> _DESCRIPTION OF THE TASK_:
Look through the records, and wherever the string "patients" turns up, copy out that line.
━━━━
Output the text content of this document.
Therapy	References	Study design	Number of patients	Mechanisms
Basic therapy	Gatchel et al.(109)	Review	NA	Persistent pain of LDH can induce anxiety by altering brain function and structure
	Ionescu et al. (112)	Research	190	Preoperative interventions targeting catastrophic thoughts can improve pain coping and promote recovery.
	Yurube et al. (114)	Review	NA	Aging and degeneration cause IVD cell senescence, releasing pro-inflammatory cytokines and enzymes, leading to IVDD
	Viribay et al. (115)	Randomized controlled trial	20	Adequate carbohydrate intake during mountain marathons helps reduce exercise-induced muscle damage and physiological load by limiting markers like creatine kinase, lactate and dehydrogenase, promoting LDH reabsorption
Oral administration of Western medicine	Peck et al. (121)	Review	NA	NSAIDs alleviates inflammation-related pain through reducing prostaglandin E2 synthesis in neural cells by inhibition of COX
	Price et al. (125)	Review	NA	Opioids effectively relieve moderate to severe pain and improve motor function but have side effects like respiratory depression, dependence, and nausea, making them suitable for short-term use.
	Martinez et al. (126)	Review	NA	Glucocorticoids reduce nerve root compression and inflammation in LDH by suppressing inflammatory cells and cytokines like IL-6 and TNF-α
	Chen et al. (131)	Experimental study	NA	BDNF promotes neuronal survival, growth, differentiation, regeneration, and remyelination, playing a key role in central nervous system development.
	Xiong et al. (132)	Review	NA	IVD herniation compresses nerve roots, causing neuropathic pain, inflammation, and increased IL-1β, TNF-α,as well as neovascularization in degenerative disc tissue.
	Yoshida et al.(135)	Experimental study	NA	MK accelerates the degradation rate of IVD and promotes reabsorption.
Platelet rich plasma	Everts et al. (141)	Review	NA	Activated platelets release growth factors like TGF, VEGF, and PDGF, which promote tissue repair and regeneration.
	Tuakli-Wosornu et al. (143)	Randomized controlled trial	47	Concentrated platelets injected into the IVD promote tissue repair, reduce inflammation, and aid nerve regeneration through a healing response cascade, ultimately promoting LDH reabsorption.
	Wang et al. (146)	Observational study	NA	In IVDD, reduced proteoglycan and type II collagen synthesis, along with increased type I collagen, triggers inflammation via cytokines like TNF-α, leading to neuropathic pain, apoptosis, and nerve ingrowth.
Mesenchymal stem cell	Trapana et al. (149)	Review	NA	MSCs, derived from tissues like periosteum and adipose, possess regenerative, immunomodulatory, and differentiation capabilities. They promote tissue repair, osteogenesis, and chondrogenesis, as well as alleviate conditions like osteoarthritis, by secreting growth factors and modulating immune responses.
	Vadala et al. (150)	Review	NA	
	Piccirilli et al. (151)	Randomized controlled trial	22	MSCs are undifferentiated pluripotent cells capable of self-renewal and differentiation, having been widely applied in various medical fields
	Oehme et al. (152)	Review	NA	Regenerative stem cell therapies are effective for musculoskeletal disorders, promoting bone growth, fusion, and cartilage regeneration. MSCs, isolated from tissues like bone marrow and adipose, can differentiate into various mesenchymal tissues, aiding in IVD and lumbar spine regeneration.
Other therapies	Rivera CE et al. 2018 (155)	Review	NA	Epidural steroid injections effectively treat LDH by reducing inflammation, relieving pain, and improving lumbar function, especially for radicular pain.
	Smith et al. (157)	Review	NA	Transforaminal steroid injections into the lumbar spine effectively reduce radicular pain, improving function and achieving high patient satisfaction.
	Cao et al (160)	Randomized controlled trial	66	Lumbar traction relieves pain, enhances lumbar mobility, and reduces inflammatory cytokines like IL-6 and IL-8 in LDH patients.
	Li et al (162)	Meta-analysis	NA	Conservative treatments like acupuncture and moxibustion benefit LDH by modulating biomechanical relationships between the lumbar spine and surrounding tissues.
━━━━
> _RESULT FOR THIS EXERCISE_:
Therapy	References	Study design	Number of patients	Mechanisms
	Cao et al (160)	Randomized controlled trial	66	Lumbar traction relieves pain, enhances lumbar mobility, and reduces inflammatory cytokines like IL-6 and IL-8 in LDH patients.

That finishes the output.